* _Supplied data_:

....

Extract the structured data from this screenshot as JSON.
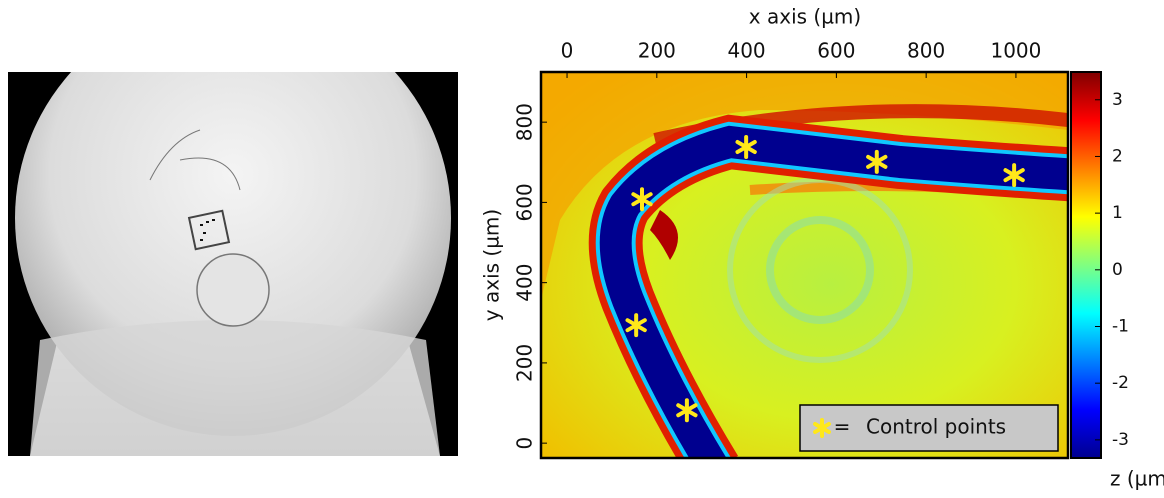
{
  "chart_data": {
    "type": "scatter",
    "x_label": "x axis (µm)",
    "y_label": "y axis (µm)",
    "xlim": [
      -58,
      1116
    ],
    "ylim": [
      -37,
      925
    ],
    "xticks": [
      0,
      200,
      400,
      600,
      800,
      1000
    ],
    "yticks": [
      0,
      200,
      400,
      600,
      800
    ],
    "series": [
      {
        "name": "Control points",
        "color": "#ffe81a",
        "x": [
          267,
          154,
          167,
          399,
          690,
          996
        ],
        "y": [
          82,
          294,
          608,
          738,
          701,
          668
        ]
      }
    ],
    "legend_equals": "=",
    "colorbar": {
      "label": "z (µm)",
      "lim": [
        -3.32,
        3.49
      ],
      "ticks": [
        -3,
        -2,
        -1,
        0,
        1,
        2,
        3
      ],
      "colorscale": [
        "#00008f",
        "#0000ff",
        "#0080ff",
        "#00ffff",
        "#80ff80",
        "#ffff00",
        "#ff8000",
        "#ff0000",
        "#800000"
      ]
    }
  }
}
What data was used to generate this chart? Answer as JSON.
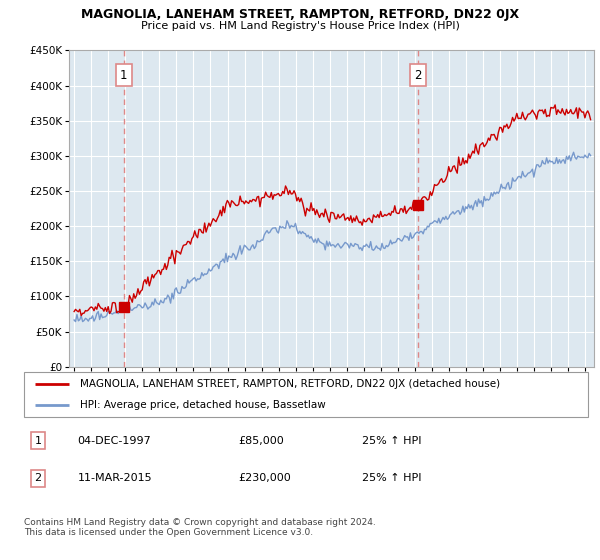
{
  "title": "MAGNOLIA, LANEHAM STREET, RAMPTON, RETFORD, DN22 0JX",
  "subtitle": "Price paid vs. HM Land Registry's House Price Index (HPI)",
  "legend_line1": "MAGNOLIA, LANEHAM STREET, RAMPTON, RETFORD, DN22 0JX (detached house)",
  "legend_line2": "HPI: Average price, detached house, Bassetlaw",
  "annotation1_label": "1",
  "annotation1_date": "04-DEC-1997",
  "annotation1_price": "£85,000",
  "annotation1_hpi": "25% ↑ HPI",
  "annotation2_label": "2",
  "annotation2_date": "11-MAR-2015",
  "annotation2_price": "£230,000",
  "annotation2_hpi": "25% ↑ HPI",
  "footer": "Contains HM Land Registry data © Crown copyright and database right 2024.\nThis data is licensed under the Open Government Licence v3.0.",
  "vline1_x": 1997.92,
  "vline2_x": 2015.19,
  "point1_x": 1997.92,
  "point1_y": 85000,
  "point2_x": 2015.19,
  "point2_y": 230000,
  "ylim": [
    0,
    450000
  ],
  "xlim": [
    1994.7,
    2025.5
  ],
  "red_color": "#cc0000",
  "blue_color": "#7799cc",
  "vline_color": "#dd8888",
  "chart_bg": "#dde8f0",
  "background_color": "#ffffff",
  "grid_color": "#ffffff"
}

....

* _Work to be completed_: All of the material above needs to be restated exactly, with no pictures.

* _Answer below_:
Extract the structured data from this screenshot as JSON.
{
  "chart_data": {
    "type": "scatter",
    "x_label": "x axis (µm)",
    "y_label": "y axis (µm)",
    "xlim": [
      -58,
      1116
    ],
    "ylim": [
      -37,
      925
    ],
    "xticks": [
      0,
      200,
      400,
      600,
      800,
      1000
    ],
    "yticks": [
      0,
      200,
      400,
      600,
      800
    ],
    "series": [
      {
        "name": "Control points",
        "color": "#ffe81a",
        "x": [
          267,
          154,
          167,
          399,
          690,
          996
        ],
        "y": [
          82,
          294,
          608,
          738,
          701,
          668
        ]
      }
    ],
    "legend_equals": "=",
    "colorbar": {
      "label": "z (µm)",
      "lim": [
        -3.32,
        3.49
      ],
      "ticks": [
        -3,
        -2,
        -1,
        0,
        1,
        2,
        3
      ],
      "colorscale": [
        "#00008f",
        "#0000ff",
        "#0080ff",
        "#00ffff",
        "#80ff80",
        "#ffff00",
        "#ff8000",
        "#ff0000",
        "#800000"
      ]
    }
  }
}
What data was used to generate this chart? Answer as JSON.
{
  "title": "MAGNOLIA, LANEHAM STREET, RAMPTON, RETFORD, DN22 0JX",
  "subtitle": "Price paid vs. HM Land Registry's House Price Index (HPI)",
  "legend_line1": "MAGNOLIA, LANEHAM STREET, RAMPTON, RETFORD, DN22 0JX (detached house)",
  "legend_line2": "HPI: Average price, detached house, Bassetlaw",
  "annotation1_label": "1",
  "annotation1_date": "04-DEC-1997",
  "annotation1_price": "£85,000",
  "annotation1_hpi": "25% ↑ HPI",
  "annotation2_label": "2",
  "annotation2_date": "11-MAR-2015",
  "annotation2_price": "£230,000",
  "annotation2_hpi": "25% ↑ HPI",
  "footer": "Contains HM Land Registry data © Crown copyright and database right 2024.\nThis data is licensed under the Open Government Licence v3.0.",
  "vline1_x": 1997.92,
  "vline2_x": 2015.19,
  "point1_x": 1997.92,
  "point1_y": 85000,
  "point2_x": 2015.19,
  "point2_y": 230000,
  "ylim": [
    0,
    450000
  ],
  "xlim": [
    1994.7,
    2025.5
  ],
  "red_color": "#cc0000",
  "blue_color": "#7799cc",
  "vline_color": "#dd8888",
  "chart_bg": "#dde8f0",
  "background_color": "#ffffff",
  "grid_color": "#ffffff"
}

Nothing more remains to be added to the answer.